▶ [WHAT THIS TASK INVOLVES]
Your task is to copy every record exactly.

=-=-=-=-=

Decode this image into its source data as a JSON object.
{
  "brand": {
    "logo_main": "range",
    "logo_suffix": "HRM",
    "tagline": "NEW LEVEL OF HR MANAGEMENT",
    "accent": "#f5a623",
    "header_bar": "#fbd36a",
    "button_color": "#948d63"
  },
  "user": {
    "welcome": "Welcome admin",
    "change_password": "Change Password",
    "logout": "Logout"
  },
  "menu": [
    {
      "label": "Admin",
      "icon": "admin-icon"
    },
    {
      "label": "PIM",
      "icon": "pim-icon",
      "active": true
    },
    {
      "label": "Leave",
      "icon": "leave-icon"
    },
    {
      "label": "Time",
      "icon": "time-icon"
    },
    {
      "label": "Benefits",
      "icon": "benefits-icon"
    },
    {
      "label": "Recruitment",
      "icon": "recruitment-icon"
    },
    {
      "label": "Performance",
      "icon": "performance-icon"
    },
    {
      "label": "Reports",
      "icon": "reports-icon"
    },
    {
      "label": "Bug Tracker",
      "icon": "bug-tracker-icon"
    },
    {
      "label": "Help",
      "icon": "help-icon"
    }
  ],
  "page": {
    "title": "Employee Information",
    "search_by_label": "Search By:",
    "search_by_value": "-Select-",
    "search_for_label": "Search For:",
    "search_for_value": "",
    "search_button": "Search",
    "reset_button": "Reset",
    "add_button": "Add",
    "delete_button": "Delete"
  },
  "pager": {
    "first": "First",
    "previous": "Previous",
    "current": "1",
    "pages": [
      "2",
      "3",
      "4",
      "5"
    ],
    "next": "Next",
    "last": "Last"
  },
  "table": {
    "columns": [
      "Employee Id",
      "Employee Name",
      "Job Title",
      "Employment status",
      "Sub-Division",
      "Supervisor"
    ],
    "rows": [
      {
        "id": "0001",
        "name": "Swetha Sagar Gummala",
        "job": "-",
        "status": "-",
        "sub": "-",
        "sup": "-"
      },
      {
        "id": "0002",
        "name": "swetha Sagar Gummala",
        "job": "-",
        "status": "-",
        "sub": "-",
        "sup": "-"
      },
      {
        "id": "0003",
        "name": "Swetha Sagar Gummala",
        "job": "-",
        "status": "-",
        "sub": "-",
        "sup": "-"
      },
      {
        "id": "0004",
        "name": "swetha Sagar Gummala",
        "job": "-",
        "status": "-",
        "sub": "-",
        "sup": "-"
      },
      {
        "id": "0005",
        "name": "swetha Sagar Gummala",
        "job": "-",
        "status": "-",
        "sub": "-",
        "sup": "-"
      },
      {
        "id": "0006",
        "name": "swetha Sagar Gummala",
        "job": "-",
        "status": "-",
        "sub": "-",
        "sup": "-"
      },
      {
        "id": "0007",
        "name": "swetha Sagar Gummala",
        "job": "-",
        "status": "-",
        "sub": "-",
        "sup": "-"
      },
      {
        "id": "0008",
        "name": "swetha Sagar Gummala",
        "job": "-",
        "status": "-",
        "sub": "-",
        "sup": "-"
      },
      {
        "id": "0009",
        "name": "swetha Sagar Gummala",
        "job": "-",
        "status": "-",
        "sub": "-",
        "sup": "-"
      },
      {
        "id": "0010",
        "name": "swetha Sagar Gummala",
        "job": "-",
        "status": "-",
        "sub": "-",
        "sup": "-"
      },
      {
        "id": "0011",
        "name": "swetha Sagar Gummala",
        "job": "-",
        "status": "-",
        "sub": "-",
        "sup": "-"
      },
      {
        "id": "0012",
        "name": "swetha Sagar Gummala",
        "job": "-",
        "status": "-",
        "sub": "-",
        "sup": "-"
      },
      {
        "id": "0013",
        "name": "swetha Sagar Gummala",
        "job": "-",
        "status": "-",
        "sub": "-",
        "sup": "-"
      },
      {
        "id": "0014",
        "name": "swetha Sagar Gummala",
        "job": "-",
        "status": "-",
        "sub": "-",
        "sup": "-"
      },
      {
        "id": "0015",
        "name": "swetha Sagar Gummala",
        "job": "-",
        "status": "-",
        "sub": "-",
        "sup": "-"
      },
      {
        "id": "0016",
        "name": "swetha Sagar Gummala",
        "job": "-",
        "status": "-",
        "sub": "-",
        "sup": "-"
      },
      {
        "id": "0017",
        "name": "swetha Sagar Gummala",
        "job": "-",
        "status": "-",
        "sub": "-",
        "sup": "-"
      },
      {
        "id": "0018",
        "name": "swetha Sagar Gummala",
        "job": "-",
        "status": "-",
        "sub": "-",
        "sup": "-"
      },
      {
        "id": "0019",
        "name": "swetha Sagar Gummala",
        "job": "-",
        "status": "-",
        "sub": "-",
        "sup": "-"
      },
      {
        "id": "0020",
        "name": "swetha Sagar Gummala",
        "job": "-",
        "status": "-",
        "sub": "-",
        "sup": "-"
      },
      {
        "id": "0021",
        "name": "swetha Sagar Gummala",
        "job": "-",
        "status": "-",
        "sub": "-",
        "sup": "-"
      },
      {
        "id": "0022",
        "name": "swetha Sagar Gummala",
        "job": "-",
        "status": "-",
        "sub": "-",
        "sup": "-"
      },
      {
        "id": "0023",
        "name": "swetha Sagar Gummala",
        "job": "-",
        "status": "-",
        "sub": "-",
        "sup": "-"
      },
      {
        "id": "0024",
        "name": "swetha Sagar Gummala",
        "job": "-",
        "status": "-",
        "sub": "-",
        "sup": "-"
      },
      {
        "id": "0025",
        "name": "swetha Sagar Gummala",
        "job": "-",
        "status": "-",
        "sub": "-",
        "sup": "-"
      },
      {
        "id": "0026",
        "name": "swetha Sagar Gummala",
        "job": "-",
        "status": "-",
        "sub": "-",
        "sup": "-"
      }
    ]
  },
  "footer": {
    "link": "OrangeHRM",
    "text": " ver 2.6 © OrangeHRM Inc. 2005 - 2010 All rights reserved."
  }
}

=-=-=-=-=

▶ [WORKED SOLUTION]
Decode this image into its source data as a JSON object.
{
  "brand": {
    "logo_main": "range",
    "logo_suffix": "HRM",
    "tagline": "NEW LEVEL OF HR MANAGEMENT",
    "accent": "#f5a623",
    "header_bar": "#fbd36a",
    "button_color": "#948d63"
  },
  "user": {
    "welcome": "Welcome admin",
    "change_password": "Change Password",
    "logout": "Logout"
  },
  "menu": [
    {
      "label": "Admin",
      "icon": "admin-icon"
    },
    {
      "label": "PIM",
      "icon": "pim-icon",
      "active": true
    },
    {
      "label": "Leave",
      "icon": "leave-icon"
    },
    {
      "label": "Time",
      "icon": "time-icon"
    },
    {
      "label": "Benefits",
      "icon": "benefits-icon"
    },
    {
      "label": "Recruitment",
      "icon": "recruitment-icon"
    },
    {
      "label": "Performance",
      "icon": "performance-icon"
    },
    {
      "label": "Reports",
      "icon": "reports-icon"
    },
    {
      "label": "Bug Tracker",
      "icon": "bug-tracker-icon"
    },
    {
      "label": "Help",
      "icon": "help-icon"
    }
  ],
  "page": {
    "title": "Employee Information",
    "search_by_label": "Search By:",
    "search_by_value": "-Select-",
    "search_for_label": "Search For:",
    "search_for_value": "",
    "search_button": "Search",
    "reset_button": "Reset",
    "add_button": "Add",
    "delete_button": "Delete"
  },
  "pager": {
    "first": "First",
    "previous": "Previous",
    "current": "1",
    "pages": [
      "2",
      "3",
      "4",
      "5"
    ],
    "next": "Next",
    "last": "Last"
  },
  "table": {
    "columns": [
      "Employee Id",
      "Employee Name",
      "Job Title",
      "Employment status",
      "Sub-Division",
      "Supervisor"
    ],
    "rows": [
      {
        "id": "0001",
        "name": "Swetha Sagar Gummala",
        "job": "-",
        "status": "-",
        "sub": "-",
        "sup": "-"
      },
      {
        "id": "0002",
        "name": "swetha Sagar Gummala",
        "job": "-",
        "status": "-",
        "sub": "-",
        "sup": "-"
      },
      {
        "id": "0003",
        "name": "Swetha Sagar Gummala",
        "job": "-",
        "status": "-",
        "sub": "-",
        "sup": "-"
      },
      {
        "id": "0004",
        "name": "swetha Sagar Gummala",
        "job": "-",
        "status": "-",
        "sub": "-",
        "sup": "-"
      },
      {
        "id": "0005",
        "name": "swetha Sagar Gummala",
        "job": "-",
        "status": "-",
        "sub": "-",
        "sup": "-"
      },
      {
        "id": "0006",
        "name": "swetha Sagar Gummala",
        "job": "-",
        "status": "-",
        "sub": "-",
        "sup": "-"
      },
      {
        "id": "0007",
        "name": "swetha Sagar Gummala",
        "job": "-",
        "status": "-",
        "sub": "-",
        "sup": "-"
      },
      {
        "id": "0008",
        "name": "swetha Sagar Gummala",
        "job": "-",
        "status": "-",
        "sub": "-",
        "sup": "-"
      },
      {
        "id": "0009",
        "name": "swetha Sagar Gummala",
        "job": "-",
        "status": "-",
        "sub": "-",
        "sup": "-"
      },
      {
        "id": "0010",
        "name": "swetha Sagar Gummala",
        "job": "-",
        "status": "-",
        "sub": "-",
        "sup": "-"
      },
      {
        "id": "0011",
        "name": "swetha Sagar Gummala",
        "job": "-",
        "status": "-",
        "sub": "-",
        "sup": "-"
      },
      {
        "id": "0012",
        "name": "swetha Sagar Gummala",
        "job": "-",
        "status": "-",
        "sub": "-",
        "sup": "-"
      },
      {
        "id": "0013",
        "name": "swetha Sagar Gummala",
        "job": "-",
        "status": "-",
        "sub": "-",
        "sup": "-"
      },
      {
        "id": "0014",
        "name": "swetha Sagar Gummala",
        "job": "-",
        "status": "-",
        "sub": "-",
        "sup": "-"
      },
      {
        "id": "0015",
        "name": "swetha Sagar Gummala",
        "job": "-",
        "status": "-",
        "sub": "-",
        "sup": "-"
      },
      {
        "id": "0016",
        "name": "swetha Sagar Gummala",
        "job": "-",
        "status": "-",
        "sub": "-",
        "sup": "-"
      },
      {
        "id": "0017",
        "name": "swetha Sagar Gummala",
        "job": "-",
        "status": "-",
        "sub": "-",
        "sup": "-"
      },
      {
        "id": "0018",
        "name": "swetha Sagar Gummala",
        "job": "-",
        "status": "-",
        "sub": "-",
        "sup": "-"
      },
      {
        "id": "0019",
        "name": "swetha Sagar Gummala",
        "job": "-",
        "status": "-",
        "sub": "-",
        "sup": "-"
      },
      {
        "id": "0020",
        "name": "swetha Sagar Gummala",
        "job": "-",
        "status": "-",
        "sub": "-",
        "sup": "-"
      },
      {
        "id": "0021",
        "name": "swetha Sagar Gummala",
        "job": "-",
        "status": "-",
        "sub": "-",
        "sup": "-"
      },
      {
        "id": "0022",
        "name": "swetha Sagar Gummala",
        "job": "-",
        "status": "-",
        "sub": "-",
        "sup": "-"
      },
      {
        "id": "0023",
        "name": "swetha Sagar Gummala",
        "job": "-",
        "status": "-",
        "sub": "-",
        "sup": "-"
      },
      {
        "id": "0024",
        "name": "swetha Sagar Gummala",
        "job": "-",
        "status": "-",
        "sub": "-",
        "sup": "-"
      },
      {
        "id": "0025",
        "name": "swetha Sagar Gummala",
        "job": "-",
        "status": "-",
        "sub": "-",
        "sup": "-"
      },
      {
        "id": "0026",
        "name": "swetha Sagar Gummala",
        "job": "-",
        "status": "-",
        "sub": "-",
        "sup": "-"
      }
    ]
  },
  "footer": {
    "link": "OrangeHRM",
    "text": " ver 2.6 © OrangeHRM Inc. 2005 - 2010 All rights reserved."
  }
}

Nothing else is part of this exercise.